======== DATA FOR THIS TASK

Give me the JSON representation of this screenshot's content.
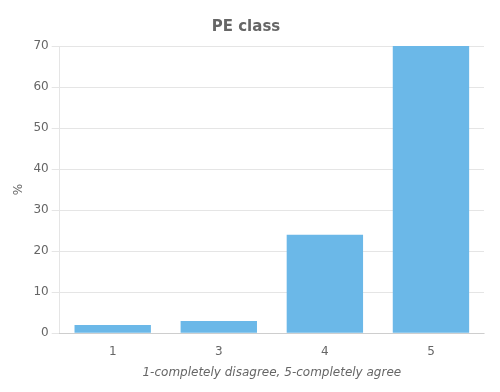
{
  "chart_data": {
    "type": "bar",
    "title": "PE class",
    "categories": [
      "1",
      "3",
      "4",
      "5"
    ],
    "values": [
      2,
      3,
      24,
      70
    ],
    "color": "#6BB8E8",
    "xlabel": "1-completely disagree, 5-completely agree",
    "ylabel": "%",
    "ylim": [
      0,
      70
    ],
    "yticks": [
      0,
      10,
      20,
      30,
      40,
      50,
      60,
      70
    ],
    "grid": true
  }
}
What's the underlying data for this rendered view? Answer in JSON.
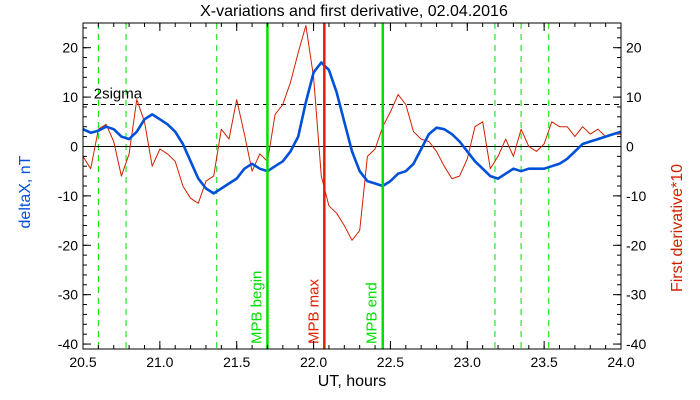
{
  "chart_data": {
    "type": "line",
    "title": "X-variations and first derivative, 02.04.2016",
    "xlabel": "UT, hours",
    "ylabel_left": "deltaX, nT",
    "ylabel_right": "First derivative*10",
    "xlim": [
      20.5,
      24.0
    ],
    "ylim": [
      -41,
      25
    ],
    "x_ticks": [
      20.5,
      21.0,
      21.5,
      22.0,
      22.5,
      23.0,
      23.5,
      24.0
    ],
    "x_tick_labels": [
      "20.5",
      "21.0",
      "21.5",
      "22.0",
      "22.5",
      "23.0",
      "23.5",
      "24.0"
    ],
    "y_ticks": [
      -40,
      -30,
      -20,
      -10,
      0,
      10,
      20
    ],
    "y_tick_labels": [
      "-40",
      "-30",
      "-20",
      "-10",
      "0",
      "10",
      "20"
    ],
    "colors": {
      "deltaX": "#0050d8",
      "derivative": "#d02000",
      "mpb": "#00e000",
      "max": "#e02000",
      "threshold": "#000000"
    },
    "series": [
      {
        "name": "deltaX, nT",
        "axis": "left",
        "x": [
          20.5,
          20.55,
          20.6,
          20.65,
          20.7,
          20.75,
          20.8,
          20.85,
          20.9,
          20.95,
          21.0,
          21.05,
          21.1,
          21.15,
          21.2,
          21.25,
          21.3,
          21.35,
          21.4,
          21.45,
          21.5,
          21.55,
          21.6,
          21.65,
          21.7,
          21.75,
          21.8,
          21.85,
          21.9,
          21.95,
          22.0,
          22.05,
          22.1,
          22.15,
          22.2,
          22.25,
          22.3,
          22.35,
          22.4,
          22.45,
          22.5,
          22.55,
          22.6,
          22.65,
          22.7,
          22.75,
          22.8,
          22.85,
          22.9,
          22.95,
          23.0,
          23.05,
          23.1,
          23.15,
          23.2,
          23.25,
          23.3,
          23.35,
          23.4,
          23.45,
          23.5,
          23.55,
          23.6,
          23.65,
          23.7,
          23.75,
          23.8,
          23.85,
          23.9,
          23.95,
          24.0
        ],
        "values": [
          3.5,
          2.8,
          3.2,
          4.0,
          3.5,
          2.0,
          1.5,
          3.0,
          5.5,
          6.5,
          5.5,
          4.5,
          3.0,
          0.5,
          -3.0,
          -6.5,
          -8.5,
          -9.5,
          -8.5,
          -7.5,
          -6.5,
          -4.5,
          -3.5,
          -4.5,
          -5.0,
          -4.0,
          -3.0,
          -1.0,
          2.0,
          9.0,
          15.0,
          17.0,
          15.5,
          11.0,
          5.0,
          -1.0,
          -5.0,
          -7.0,
          -7.5,
          -8.0,
          -7.0,
          -5.5,
          -5.0,
          -3.5,
          -0.5,
          2.5,
          3.8,
          3.5,
          2.5,
          1.0,
          -1.0,
          -3.0,
          -4.5,
          -6.0,
          -6.5,
          -5.5,
          -4.5,
          -5.0,
          -4.5,
          -4.5,
          -4.5,
          -4.0,
          -3.5,
          -2.5,
          -1.0,
          0.5,
          1.0,
          1.5,
          2.0,
          2.5,
          3.0
        ]
      },
      {
        "name": "First derivative*10",
        "axis": "right",
        "x": [
          20.5,
          20.55,
          20.6,
          20.65,
          20.7,
          20.75,
          20.8,
          20.85,
          20.9,
          20.95,
          21.0,
          21.05,
          21.1,
          21.15,
          21.2,
          21.25,
          21.3,
          21.35,
          21.4,
          21.45,
          21.5,
          21.55,
          21.6,
          21.65,
          21.7,
          21.75,
          21.8,
          21.85,
          21.9,
          21.95,
          22.0,
          22.05,
          22.1,
          22.15,
          22.2,
          22.25,
          22.3,
          22.35,
          22.4,
          22.45,
          22.5,
          22.55,
          22.6,
          22.65,
          22.7,
          22.75,
          22.8,
          22.85,
          22.9,
          22.95,
          23.0,
          23.05,
          23.1,
          23.15,
          23.2,
          23.25,
          23.3,
          23.35,
          23.4,
          23.45,
          23.5,
          23.55,
          23.6,
          23.65,
          23.7,
          23.75,
          23.8,
          23.85,
          23.9,
          23.95,
          24.0
        ],
        "values": [
          -2.0,
          -4.5,
          3.5,
          4.5,
          1.0,
          -6.0,
          -1.5,
          9.5,
          5.0,
          -4.0,
          -0.5,
          -1.5,
          -3.0,
          -8.0,
          -10.5,
          -11.5,
          -7.0,
          -6.0,
          3.5,
          1.5,
          9.5,
          2.5,
          -5.0,
          -1.5,
          -3.0,
          6.5,
          8.5,
          13.0,
          19.0,
          24.5,
          14.0,
          -6.0,
          -12.0,
          -13.5,
          -16.0,
          -19.0,
          -17.0,
          -2.0,
          -0.5,
          4.0,
          7.0,
          10.5,
          8.5,
          3.0,
          1.5,
          1.0,
          -1.0,
          -4.0,
          -6.5,
          -6.0,
          -2.5,
          4.0,
          5.0,
          -4.5,
          -2.0,
          1.5,
          -2.0,
          3.5,
          0.0,
          -1.0,
          0.5,
          5.0,
          4.0,
          4.0,
          2.0,
          4.0,
          2.5,
          3.5,
          2.0,
          2.5,
          2.5
        ]
      }
    ],
    "reference_lines": [
      {
        "label": "2sigma",
        "axis": "left",
        "y": 8.5,
        "style": "dashed"
      },
      {
        "label": "",
        "axis": "left",
        "y": 0,
        "style": "solid"
      }
    ],
    "vertical_lines_dashed": [
      20.6,
      20.78,
      21.37,
      23.18,
      23.35,
      23.53
    ],
    "markers": [
      {
        "label": "MPB begin",
        "x": 21.7,
        "role": "mpb"
      },
      {
        "label": "MPB max",
        "x": 22.07,
        "role": "max"
      },
      {
        "label": "MPB end",
        "x": 22.45,
        "role": "mpb"
      }
    ],
    "grid": false,
    "legend": "none"
  }
}
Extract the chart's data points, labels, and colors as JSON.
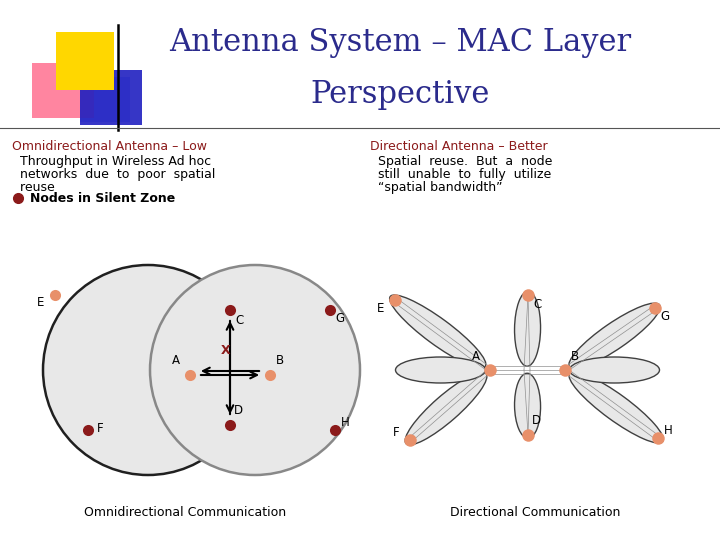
{
  "title_line1": "Antenna System – MAC Layer",
  "title_line2": "Perspective",
  "title_color": "#2B2B8C",
  "title_fontsize": 22,
  "bg_color": "#FFFFFF",
  "heading_color": "#8B1A1A",
  "heading_fontsize": 9,
  "body_fontsize": 9,
  "legend_text": "Nodes in Silent Zone",
  "omni_caption": "Omnidirectional Communication",
  "dir_caption": "Directional Communication",
  "caption_fontsize": 9,
  "node_dark": "#8B1A1A",
  "node_orange": "#E8906A",
  "circle_fill": "#E8E8E8",
  "beam_fill": "#E8E8E8",
  "beam_edge": "#404040",
  "logo_yellow": "#FFD700",
  "logo_pink": "#FF7090",
  "logo_blue_dark": "#2020C0",
  "logo_blue_light": "#5070FF"
}
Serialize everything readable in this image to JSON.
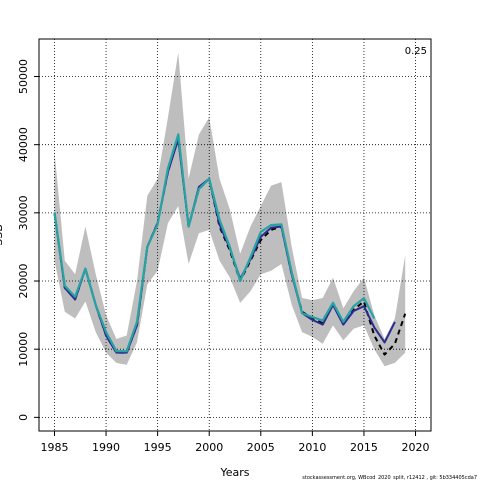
{
  "chart_data": {
    "type": "line",
    "title": "",
    "xlabel": "Years",
    "ylabel": "SSB",
    "xlim": [
      1983.5,
      2021.5
    ],
    "ylim": [
      -2000,
      55500
    ],
    "xticks": [
      1985,
      1990,
      1995,
      2000,
      2005,
      2010,
      2015,
      2020
    ],
    "yticks": [
      0,
      10000,
      20000,
      30000,
      40000,
      50000
    ],
    "grid": true,
    "corner_label": "0.25",
    "footer": "stockassessment.org, WBcod_2020_split, r12412 , git: 5b334405cda7",
    "x": [
      1985,
      1986,
      1987,
      1988,
      1989,
      1990,
      1991,
      1992,
      1993,
      1994,
      1995,
      1996,
      1997,
      1998,
      1999,
      2000,
      2001,
      2002,
      2003,
      2004,
      2005,
      2006,
      2007,
      2008,
      2009,
      2010,
      2011,
      2012,
      2013,
      2014,
      2015,
      2016,
      2017,
      2018,
      2019
    ],
    "band": {
      "upper": [
        39000,
        23000,
        21000,
        28000,
        21000,
        15000,
        11500,
        12000,
        20000,
        32500,
        35000,
        44000,
        53500,
        35000,
        41500,
        44000,
        35000,
        30500,
        24000,
        28000,
        31000,
        34000,
        34500,
        25000,
        17500,
        17200,
        17500,
        20500,
        16000,
        18500,
        20500,
        15000,
        11500,
        14500,
        23800
      ],
      "lower": [
        23000,
        15500,
        14500,
        17000,
        12500,
        9500,
        8000,
        7700,
        11000,
        19500,
        21500,
        28500,
        31000,
        22500,
        27000,
        27500,
        23000,
        20500,
        16800,
        18500,
        21000,
        21500,
        22500,
        16500,
        12500,
        11800,
        10800,
        13500,
        11300,
        13000,
        13500,
        10000,
        7500,
        8000,
        9500
      ]
    },
    "series": [
      {
        "color": "#000000",
        "dash": "dashed",
        "values": [
          30000,
          19000,
          17300,
          21800,
          16500,
          12000,
          9500,
          9500,
          13500,
          25000,
          28500,
          36000,
          41000,
          28000,
          33500,
          35000,
          28000,
          24500,
          20000,
          23000,
          26000,
          27500,
          28000,
          21000,
          15500,
          14500,
          13800,
          16700,
          13800,
          15800,
          17000,
          12000,
          9200,
          10800,
          15200
        ]
      },
      {
        "color": "#2b2b8f",
        "dash": "solid",
        "values": [
          30000,
          19000,
          17300,
          21800,
          16500,
          12000,
          9500,
          9500,
          13500,
          25000,
          28500,
          36000,
          40800,
          28000,
          33800,
          35000,
          28300,
          24800,
          20300,
          23200,
          26500,
          27800,
          28000,
          21000,
          15300,
          14300,
          13600,
          16500,
          13600,
          15600,
          16300,
          13200,
          11000,
          14000,
          null
        ]
      },
      {
        "color": "#27a3a3",
        "dash": "solid",
        "values": [
          30000,
          19300,
          17700,
          21800,
          16500,
          12500,
          9700,
          9700,
          14000,
          25000,
          28300,
          36500,
          41500,
          28000,
          33500,
          35000,
          29000,
          25000,
          20000,
          23500,
          27200,
          28200,
          28300,
          21300,
          15300,
          14700,
          14200,
          16800,
          14000,
          16300,
          17500,
          14500,
          null,
          null,
          null
        ]
      }
    ]
  }
}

================

§ **PROBLEM TO WORK ON**:
Collect each line of the entries that has the word "xlabel", copying it in full.

§ **TASK ANSWER**:
    "xlabel": "1-completely disagree, 5-completely agree",
    "xlabel": "UT, hours",
    "xlabel": "Years",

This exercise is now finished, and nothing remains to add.